Lines containing "JSON" are to be counted. Give the number and nothing more.
------------------------------------
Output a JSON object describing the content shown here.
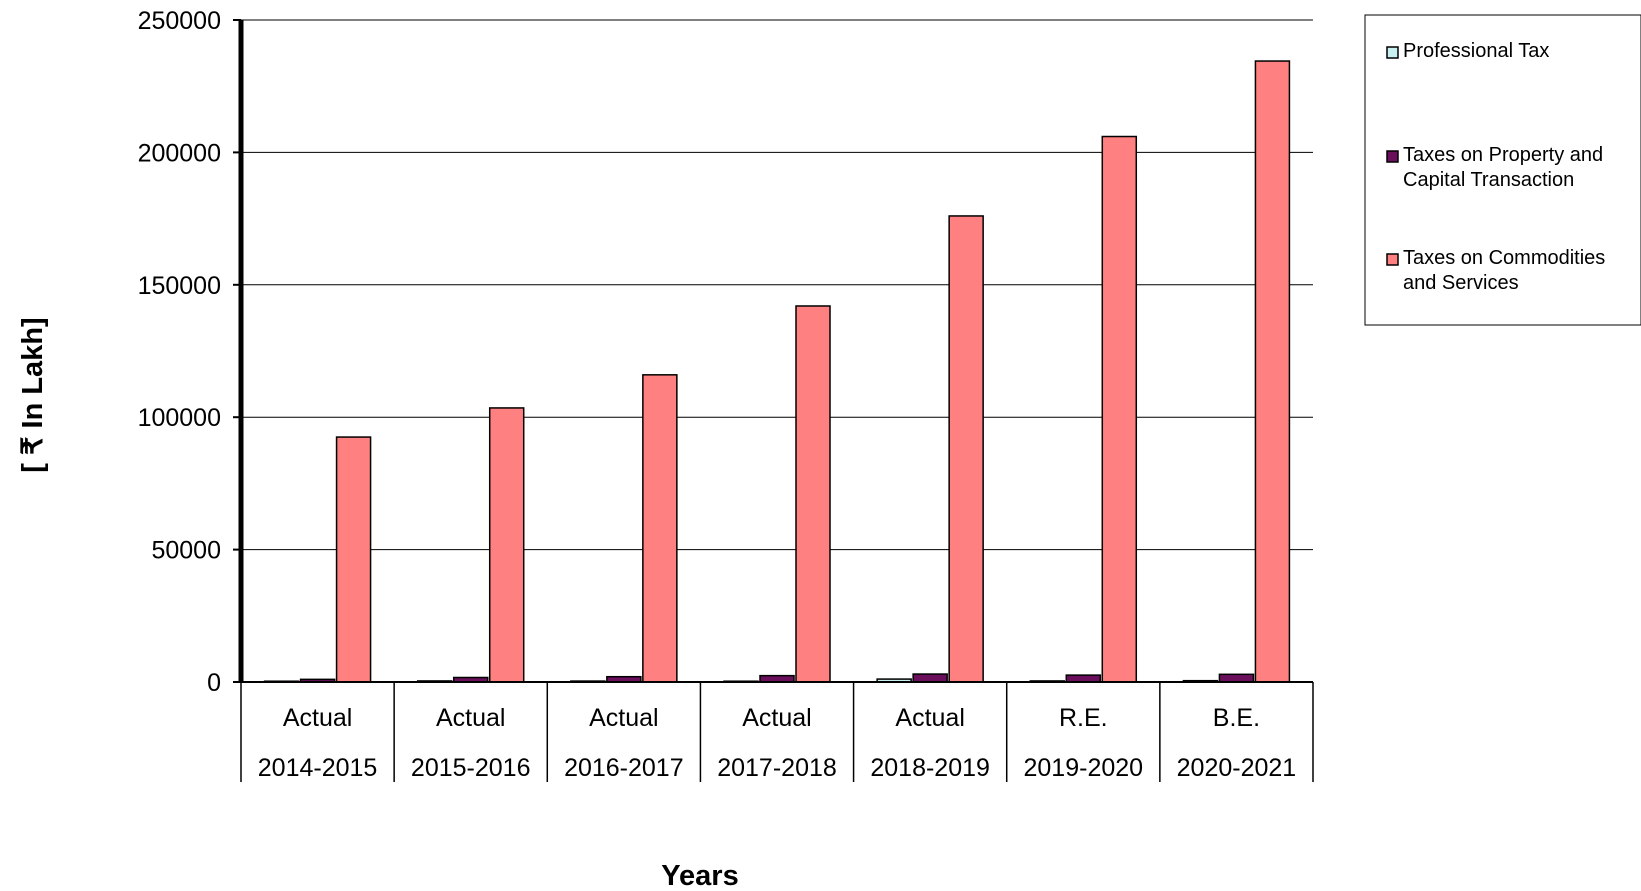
{
  "chart_data": {
    "type": "bar",
    "categories": [
      {
        "top": "Actual",
        "bottom": "2014-2015"
      },
      {
        "top": "Actual",
        "bottom": "2015-2016"
      },
      {
        "top": "Actual",
        "bottom": "2016-2017"
      },
      {
        "top": "Actual",
        "bottom": "2017-2018"
      },
      {
        "top": "Actual",
        "bottom": "2018-2019"
      },
      {
        "top": "R.E.",
        "bottom": "2019-2020"
      },
      {
        "top": "B.E.",
        "bottom": "2020-2021"
      }
    ],
    "series": [
      {
        "name": "Professional Tax",
        "color": "#c8f0f0",
        "values": [
          300,
          400,
          350,
          300,
          1100,
          400,
          500
        ]
      },
      {
        "name": "Taxes on Property and Capital Transaction",
        "color": "#6b0f5c",
        "values": [
          1000,
          1700,
          2000,
          2400,
          3000,
          2600,
          2900
        ]
      },
      {
        "name": "Taxes on Commodities and Services",
        "color": "#ff8080",
        "values": [
          92500,
          103500,
          116000,
          142000,
          176000,
          206000,
          234500
        ]
      }
    ],
    "xlabel": "Years",
    "ylabel": "[ ₹ In Lakh]",
    "ylim": [
      0,
      250000
    ],
    "yticks": [
      0,
      50000,
      100000,
      150000,
      200000,
      250000
    ],
    "grid": true,
    "legend_position": "top-right"
  }
}
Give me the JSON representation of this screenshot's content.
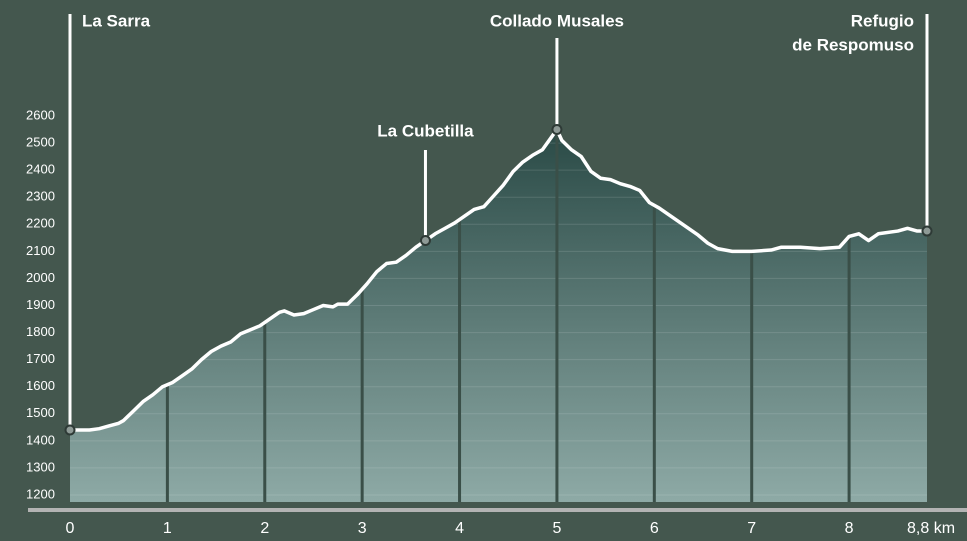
------------------------------------
** Correct answer **
2